Stored records:
################
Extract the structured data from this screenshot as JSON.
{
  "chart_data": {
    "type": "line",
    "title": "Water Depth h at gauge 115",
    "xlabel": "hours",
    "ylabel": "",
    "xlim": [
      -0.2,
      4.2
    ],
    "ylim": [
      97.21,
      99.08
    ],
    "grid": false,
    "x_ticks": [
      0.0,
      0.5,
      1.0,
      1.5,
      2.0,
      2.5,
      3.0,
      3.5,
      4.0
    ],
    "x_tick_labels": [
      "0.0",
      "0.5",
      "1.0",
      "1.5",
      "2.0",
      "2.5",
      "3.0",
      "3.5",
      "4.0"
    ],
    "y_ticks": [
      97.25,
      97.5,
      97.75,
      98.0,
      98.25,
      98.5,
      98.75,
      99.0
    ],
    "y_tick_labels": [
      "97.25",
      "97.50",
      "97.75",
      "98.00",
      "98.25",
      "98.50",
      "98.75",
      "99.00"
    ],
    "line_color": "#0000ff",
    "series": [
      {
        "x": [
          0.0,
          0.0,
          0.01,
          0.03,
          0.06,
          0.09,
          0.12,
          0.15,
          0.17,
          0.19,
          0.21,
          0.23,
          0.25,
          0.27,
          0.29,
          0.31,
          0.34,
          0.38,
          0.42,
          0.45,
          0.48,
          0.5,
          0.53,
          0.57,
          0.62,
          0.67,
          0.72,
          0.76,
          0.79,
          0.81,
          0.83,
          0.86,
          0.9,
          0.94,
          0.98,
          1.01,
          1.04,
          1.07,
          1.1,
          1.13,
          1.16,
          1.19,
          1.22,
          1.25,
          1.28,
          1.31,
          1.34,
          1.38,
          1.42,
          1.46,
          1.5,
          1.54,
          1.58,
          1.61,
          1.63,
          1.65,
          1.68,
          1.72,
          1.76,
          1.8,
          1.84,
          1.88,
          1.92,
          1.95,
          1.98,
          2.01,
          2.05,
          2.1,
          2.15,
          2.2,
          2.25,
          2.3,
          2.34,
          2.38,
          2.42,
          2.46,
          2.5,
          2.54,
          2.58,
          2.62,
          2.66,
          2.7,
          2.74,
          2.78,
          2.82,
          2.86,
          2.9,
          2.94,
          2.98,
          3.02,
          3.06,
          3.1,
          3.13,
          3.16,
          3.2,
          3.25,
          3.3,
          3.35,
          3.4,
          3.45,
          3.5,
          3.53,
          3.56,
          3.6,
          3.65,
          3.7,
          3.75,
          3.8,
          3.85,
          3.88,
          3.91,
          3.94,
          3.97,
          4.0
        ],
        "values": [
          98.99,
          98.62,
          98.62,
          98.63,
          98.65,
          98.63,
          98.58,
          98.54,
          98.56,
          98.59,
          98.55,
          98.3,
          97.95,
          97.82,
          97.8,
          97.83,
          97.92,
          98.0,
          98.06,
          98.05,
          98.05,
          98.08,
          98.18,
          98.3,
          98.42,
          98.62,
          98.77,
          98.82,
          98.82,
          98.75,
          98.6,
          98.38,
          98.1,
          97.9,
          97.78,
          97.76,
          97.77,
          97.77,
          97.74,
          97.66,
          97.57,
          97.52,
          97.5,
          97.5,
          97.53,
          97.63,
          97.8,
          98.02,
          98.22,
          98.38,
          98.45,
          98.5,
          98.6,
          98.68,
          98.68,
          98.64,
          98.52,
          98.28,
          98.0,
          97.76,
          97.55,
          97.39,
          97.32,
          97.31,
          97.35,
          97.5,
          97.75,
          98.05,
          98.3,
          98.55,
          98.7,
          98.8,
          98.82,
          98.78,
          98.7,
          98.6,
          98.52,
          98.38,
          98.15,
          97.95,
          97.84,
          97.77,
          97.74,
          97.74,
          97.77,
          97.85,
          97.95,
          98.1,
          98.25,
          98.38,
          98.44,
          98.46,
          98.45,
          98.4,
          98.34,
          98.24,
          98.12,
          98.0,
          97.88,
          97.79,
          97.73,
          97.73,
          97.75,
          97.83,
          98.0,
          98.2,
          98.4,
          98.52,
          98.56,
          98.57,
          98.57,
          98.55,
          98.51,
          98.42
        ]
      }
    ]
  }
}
################
THE REQUEST:
Print out every record again, exactly and in full.

WRITTEN REPLY:
Extract the structured data from this screenshot as JSON.
{
  "chart_data": {
    "type": "line",
    "title": "Water Depth h at gauge 115",
    "xlabel": "hours",
    "ylabel": "",
    "xlim": [
      -0.2,
      4.2
    ],
    "ylim": [
      97.21,
      99.08
    ],
    "grid": false,
    "x_ticks": [
      0.0,
      0.5,
      1.0,
      1.5,
      2.0,
      2.5,
      3.0,
      3.5,
      4.0
    ],
    "x_tick_labels": [
      "0.0",
      "0.5",
      "1.0",
      "1.5",
      "2.0",
      "2.5",
      "3.0",
      "3.5",
      "4.0"
    ],
    "y_ticks": [
      97.25,
      97.5,
      97.75,
      98.0,
      98.25,
      98.5,
      98.75,
      99.0
    ],
    "y_tick_labels": [
      "97.25",
      "97.50",
      "97.75",
      "98.00",
      "98.25",
      "98.50",
      "98.75",
      "99.00"
    ],
    "line_color": "#0000ff",
    "series": [
      {
        "x": [
          0.0,
          0.0,
          0.01,
          0.03,
          0.06,
          0.09,
          0.12,
          0.15,
          0.17,
          0.19,
          0.21,
          0.23,
          0.25,
          0.27,
          0.29,
          0.31,
          0.34,
          0.38,
          0.42,
          0.45,
          0.48,
          0.5,
          0.53,
          0.57,
          0.62,
          0.67,
          0.72,
          0.76,
          0.79,
          0.81,
          0.83,
          0.86,
          0.9,
          0.94,
          0.98,
          1.01,
          1.04,
          1.07,
          1.1,
          1.13,
          1.16,
          1.19,
          1.22,
          1.25,
          1.28,
          1.31,
          1.34,
          1.38,
          1.42,
          1.46,
          1.5,
          1.54,
          1.58,
          1.61,
          1.63,
          1.65,
          1.68,
          1.72,
          1.76,
          1.8,
          1.84,
          1.88,
          1.92,
          1.95,
          1.98,
          2.01,
          2.05,
          2.1,
          2.15,
          2.2,
          2.25,
          2.3,
          2.34,
          2.38,
          2.42,
          2.46,
          2.5,
          2.54,
          2.58,
          2.62,
          2.66,
          2.7,
          2.74,
          2.78,
          2.82,
          2.86,
          2.9,
          2.94,
          2.98,
          3.02,
          3.06,
          3.1,
          3.13,
          3.16,
          3.2,
          3.25,
          3.3,
          3.35,
          3.4,
          3.45,
          3.5,
          3.53,
          3.56,
          3.6,
          3.65,
          3.7,
          3.75,
          3.8,
          3.85,
          3.88,
          3.91,
          3.94,
          3.97,
          4.0
        ],
        "values": [
          98.99,
          98.62,
          98.62,
          98.63,
          98.65,
          98.63,
          98.58,
          98.54,
          98.56,
          98.59,
          98.55,
          98.3,
          97.95,
          97.82,
          97.8,
          97.83,
          97.92,
          98.0,
          98.06,
          98.05,
          98.05,
          98.08,
          98.18,
          98.3,
          98.42,
          98.62,
          98.77,
          98.82,
          98.82,
          98.75,
          98.6,
          98.38,
          98.1,
          97.9,
          97.78,
          97.76,
          97.77,
          97.77,
          97.74,
          97.66,
          97.57,
          97.52,
          97.5,
          97.5,
          97.53,
          97.63,
          97.8,
          98.02,
          98.22,
          98.38,
          98.45,
          98.5,
          98.6,
          98.68,
          98.68,
          98.64,
          98.52,
          98.28,
          98.0,
          97.76,
          97.55,
          97.39,
          97.32,
          97.31,
          97.35,
          97.5,
          97.75,
          98.05,
          98.3,
          98.55,
          98.7,
          98.8,
          98.82,
          98.78,
          98.7,
          98.6,
          98.52,
          98.38,
          98.15,
          97.95,
          97.84,
          97.77,
          97.74,
          97.74,
          97.77,
          97.85,
          97.95,
          98.1,
          98.25,
          98.38,
          98.44,
          98.46,
          98.45,
          98.4,
          98.34,
          98.24,
          98.12,
          98.0,
          97.88,
          97.79,
          97.73,
          97.73,
          97.75,
          97.83,
          98.0,
          98.2,
          98.4,
          98.52,
          98.56,
          98.57,
          98.57,
          98.55,
          98.51,
          98.42
        ]
      }
    ]
  }
}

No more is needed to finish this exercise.